### [PASSAGE FOR REVIEW]
It should be realized that a wholesome moral atmosphere is just as important to the general health and welfare as are the protections of persons and property; and that this requires protection of normal sensibilities and the human psyche, particularly in the young, from scarring or injury by the harmful and wrongful conduct of others. It is for these reasons that we think the position is wholly untenable that freedom of speech is any more absolute than any of the other basic freedoms. It is necessarily subject to similar limitations and controls; and this includes reasonable and proper restraints upon the publication and dissemination of pornography and obscenity.4 That is the purpose of the statutes under attack.
It is to be acknowledged that because the subject is the intangible one of thought and expression, difficulty is encountered in drafting statutes with precision and definiteness. It is especially difficult to satisfy those whose desire and purpose is to flout and defy the law. It is usually in such circumstances that. problems arise where lucre lures men to engage in conduct which tends to undermine and destroy the moral fibre of their fellowmen and the fabric of society to which they cry for protection of their liberties to carry on their nefarious trade. But fortunately the law makes no such demand. What it does require is that a statute be sufficiently clear that persons of ordinary intelligence, who desire to know what the law is and to abide by it, can understand what is required of them.5
In determining whether that test is met the courts should take into consideration the difficulties involved in attempting precise description of antisocial conduct of the nature here in question; and should view the statute in the light of its total context and purpose as applied to the offense being dealt with. This, the same as all legislative acts, should be given the presumption of constitutionality and should not be declared unconstitutional for vagueness unless it appears beyond a reasonable doubt that it is so unclear and unfair that it would be an imposition upon law abiding citizens.6
Also important to be considered as pertaining to the problem in this case, is the principle that no one should be entitled to challenge a statute and have it declared void because it may unjustly affect someone else,7 but could properly do so only if his own rights are adversely affected. The exhibits in evidence are of such a nature that, to put it mildly, no one with even the barest modicum of a sense of decency, would regard as being anything other than the rawest of obscenities. In view of the fact that the defendants do not deny this, they could be in no way adversely affected by the twilight zones if any such did exist in this statute.

### [RECORDED INFORMATION]
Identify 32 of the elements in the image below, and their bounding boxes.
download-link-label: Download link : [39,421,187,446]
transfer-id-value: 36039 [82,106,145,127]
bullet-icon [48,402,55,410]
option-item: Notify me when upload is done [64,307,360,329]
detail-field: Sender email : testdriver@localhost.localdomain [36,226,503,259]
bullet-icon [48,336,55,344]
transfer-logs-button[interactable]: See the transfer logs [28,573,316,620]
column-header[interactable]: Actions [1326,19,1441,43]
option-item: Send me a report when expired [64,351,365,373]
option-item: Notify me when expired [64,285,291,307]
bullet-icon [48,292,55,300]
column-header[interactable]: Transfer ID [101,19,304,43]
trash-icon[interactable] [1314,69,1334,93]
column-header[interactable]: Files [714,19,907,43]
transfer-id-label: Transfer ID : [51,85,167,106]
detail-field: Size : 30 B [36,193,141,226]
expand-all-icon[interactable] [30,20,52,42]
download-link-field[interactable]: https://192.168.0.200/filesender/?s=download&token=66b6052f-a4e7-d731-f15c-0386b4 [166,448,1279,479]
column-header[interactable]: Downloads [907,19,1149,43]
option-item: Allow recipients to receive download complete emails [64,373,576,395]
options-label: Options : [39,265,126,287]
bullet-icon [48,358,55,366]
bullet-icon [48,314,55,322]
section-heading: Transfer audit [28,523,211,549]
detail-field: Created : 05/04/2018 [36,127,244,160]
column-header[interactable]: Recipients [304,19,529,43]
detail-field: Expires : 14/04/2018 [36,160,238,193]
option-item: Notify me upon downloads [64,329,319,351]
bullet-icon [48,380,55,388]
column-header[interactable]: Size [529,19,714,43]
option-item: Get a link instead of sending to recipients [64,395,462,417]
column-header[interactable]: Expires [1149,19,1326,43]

### [PARTS OF THE EXERCISE]
[a] List every footnote reference number in the passage on obscenity statutes, giving for each the word it follows.
[b] Copy the passage on obscenity statutes from "It should be" up to and including "statutes under attack.".

### [RESULTS BY TASK]
[a]
4, after "obscenity"
5, after "them"
6, after "citizens"
7, after "else"

[b]
It should be realized that a wholesome moral atmosphere is just as important to the general health and welfare as are the protections of persons and property; and that this requires protection of normal sensibilities and the human psyche, particularly in the young, from scarring or injury by the harmful and wrongful conduct of others. It is for these reasons that we think the position is wholly untenable that freedom of speech is any more absolute than any of the other basic freedoms. It is necessarily subject to similar limitations and controls; and this includes reasonable and proper restraints upon the publication and dissemination of pornography and obscenity.4 That is the purpose of the statutes under attack.